▸ **Указание A**:
Приведите ещё раз целиком и без изменений текст о возвращении Потёмкина в Петербург в 1791 году.

▸ **Предоставленный текст**:
----

1791
«Во-первых, старайся испытать, не трус ли ты; если нет, то укрепляй врожденную смелость частым обхождением с неприятелем».
Наставление князя Потёмкина своему внучатому племяннику Н.Н. Раевскому, будущему герою Отечественной войны 1812 года и отцу друга А.С. Пушкина
Когда Потёмкин въехал в Петербург двадцать восьмого февраля 1791 года по дороге, освещенной сотнями факелов [1], императрица тотчас увиделась с ним. Она снова подарила Потёмкину только что выкупленный у него Таврический дворец. Ежедневные встречи двух старых товарищей проходили в тревожной атмосфере, так как военная угроза со стороны коалиции Англии и Пруссии стала тяжелейшим для России кризисом со времен Пугачёвского бунта. Тем временем знать и дипломаты пытались перещеголять друг друга, отмечая возвращение светлейшего князя.
«Сколь велики ни были мои ожидания, как бы я ни был наслышан о важности и влиянии этого человека, свита поклонников, шумиха и возбуждение, которые окружали его, поразили меня и по сей день стоят перед глазами, – писал шведский дипломат Ян Якоб Йеннингс. – С тех пор, как князь вернулся, в высших и средних сословиях говорят только о нем: что он делает или будет делать, обедает ли он, собирается ли обедать или уже отобедал. Интерес ‹…› общества направлен лишь на него: вельможи, ремесленники, купцы и писатели дожидаются у дверей и заполняют приемные, чтобы выразить ему почтение или преподнести дары» [2].

----

▸ **Записи набора данных**:
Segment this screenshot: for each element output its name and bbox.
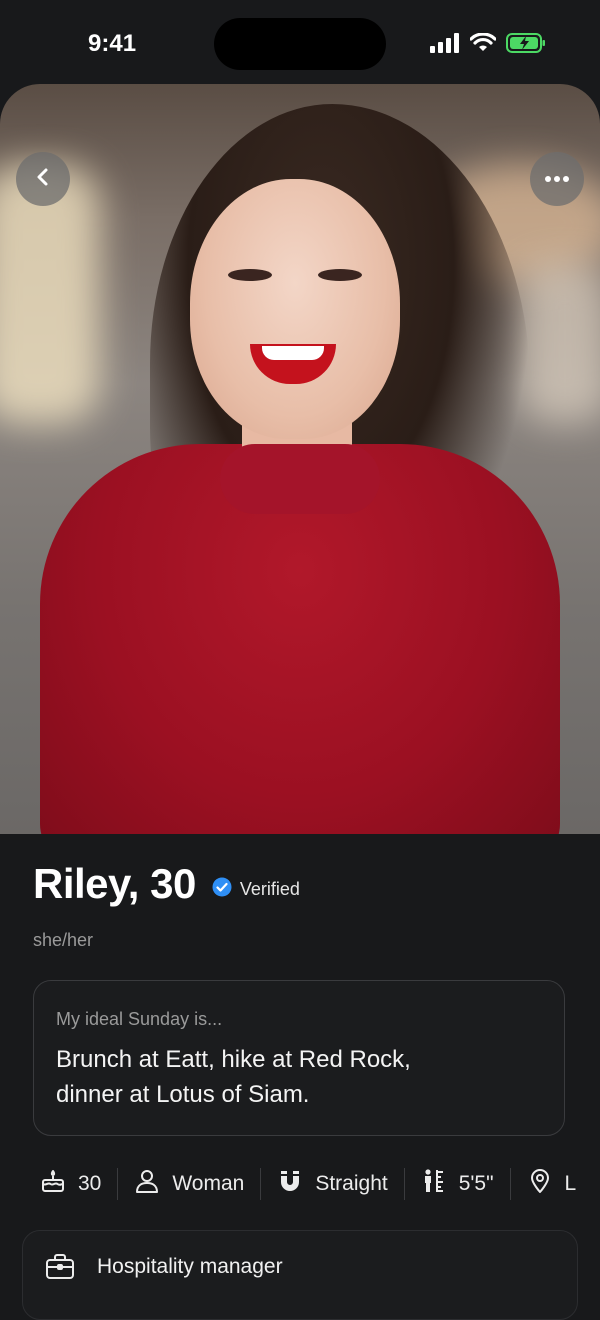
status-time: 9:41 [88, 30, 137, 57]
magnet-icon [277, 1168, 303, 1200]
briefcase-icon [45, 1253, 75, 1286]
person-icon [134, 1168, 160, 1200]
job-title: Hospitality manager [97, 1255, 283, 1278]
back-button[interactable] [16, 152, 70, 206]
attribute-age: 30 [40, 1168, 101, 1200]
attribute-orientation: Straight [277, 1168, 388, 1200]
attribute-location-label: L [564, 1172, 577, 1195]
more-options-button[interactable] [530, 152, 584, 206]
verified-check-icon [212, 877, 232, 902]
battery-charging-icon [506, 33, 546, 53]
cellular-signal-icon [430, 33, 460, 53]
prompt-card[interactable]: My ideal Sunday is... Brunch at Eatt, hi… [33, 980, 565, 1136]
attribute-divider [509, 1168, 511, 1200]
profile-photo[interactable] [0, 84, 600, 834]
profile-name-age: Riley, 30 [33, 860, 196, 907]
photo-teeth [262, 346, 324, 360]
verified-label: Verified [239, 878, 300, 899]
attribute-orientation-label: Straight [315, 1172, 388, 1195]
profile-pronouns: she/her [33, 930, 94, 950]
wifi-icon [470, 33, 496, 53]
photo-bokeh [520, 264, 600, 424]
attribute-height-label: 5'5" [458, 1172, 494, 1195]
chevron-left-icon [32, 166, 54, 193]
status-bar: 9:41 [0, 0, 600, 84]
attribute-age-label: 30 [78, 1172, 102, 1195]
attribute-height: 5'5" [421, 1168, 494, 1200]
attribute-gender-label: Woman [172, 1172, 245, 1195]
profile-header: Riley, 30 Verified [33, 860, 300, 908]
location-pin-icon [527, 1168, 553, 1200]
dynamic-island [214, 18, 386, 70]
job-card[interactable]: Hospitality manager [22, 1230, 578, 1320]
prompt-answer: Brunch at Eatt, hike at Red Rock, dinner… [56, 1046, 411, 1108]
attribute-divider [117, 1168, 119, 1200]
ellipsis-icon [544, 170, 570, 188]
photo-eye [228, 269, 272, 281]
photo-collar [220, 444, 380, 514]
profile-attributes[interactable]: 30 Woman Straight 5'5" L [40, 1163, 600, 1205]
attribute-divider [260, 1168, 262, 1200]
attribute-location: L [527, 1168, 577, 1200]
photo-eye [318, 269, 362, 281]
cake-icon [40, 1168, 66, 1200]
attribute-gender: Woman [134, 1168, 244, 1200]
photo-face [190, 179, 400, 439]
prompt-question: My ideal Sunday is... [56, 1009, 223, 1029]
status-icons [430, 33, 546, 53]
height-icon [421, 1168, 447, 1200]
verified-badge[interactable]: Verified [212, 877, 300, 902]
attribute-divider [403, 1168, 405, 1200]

----

▸ **Указание B**:
Перепишите без изменений строки записей, начиная со строки, содержащей «status-time: 9:41 [88, 30, 137, 57]», и заканчивая строкой, содержащей «back-button[interactable] [16, 152, 70, 206]», включая обе эти строки.

▸ **Ответ на задание A**:
1791
«Во-первых, старайся испытать, не трус ли ты; если нет, то укрепляй врожденную смелость частым обхождением с неприятелем».
Наставление князя Потёмкина своему внучатому племяннику Н.Н. Раевскому, будущему герою Отечественной войны 1812 года и отцу друга А.С. Пушкина
Когда Потёмкин въехал в Петербург двадцать восьмого февраля 1791 года по дороге, освещенной сотнями факелов [1], императрица тотчас увиделась с ним. Она снова подарила Потёмкину только что выкупленный у него Таврический дворец. Ежедневные встречи двух старых товарищей проходили в тревожной атмосфере, так как военная угроза со стороны коалиции Англии и Пруссии стала тяжелейшим для России кризисом со времен Пугачёвского бунта. Тем временем знать и дипломаты пытались перещеголять друг друга, отмечая возвращение светлейшего князя.
«Сколь велики ни были мои ожидания, как бы я ни был наслышан о важности и влиянии этого человека, свита поклонников, шумиха и возбуждение, которые окружали его, поразили меня и по сей день стоят перед глазами, – писал шведский дипломат Ян Якоб Йеннингс. – С тех пор, как князь вернулся, в высших и средних сословиях говорят только о нем: что он делает или будет делать, обедает ли он, собирается ли обедать или уже отобедал. Интерес ‹…› общества направлен лишь на него: вельможи, ремесленники, купцы и писатели дожидаются у дверей и заполняют приемные, чтобы выразить ему почтение или преподнести дары» [2].

▸ **Ответ на задание B**:
status-time: 9:41 [88, 30, 137, 57]
magnet-icon [277, 1168, 303, 1200]
briefcase-icon [45, 1253, 75, 1286]
person-icon [134, 1168, 160, 1200]
job-title: Hospitality manager [97, 1255, 283, 1278]
back-button[interactable] [16, 152, 70, 206]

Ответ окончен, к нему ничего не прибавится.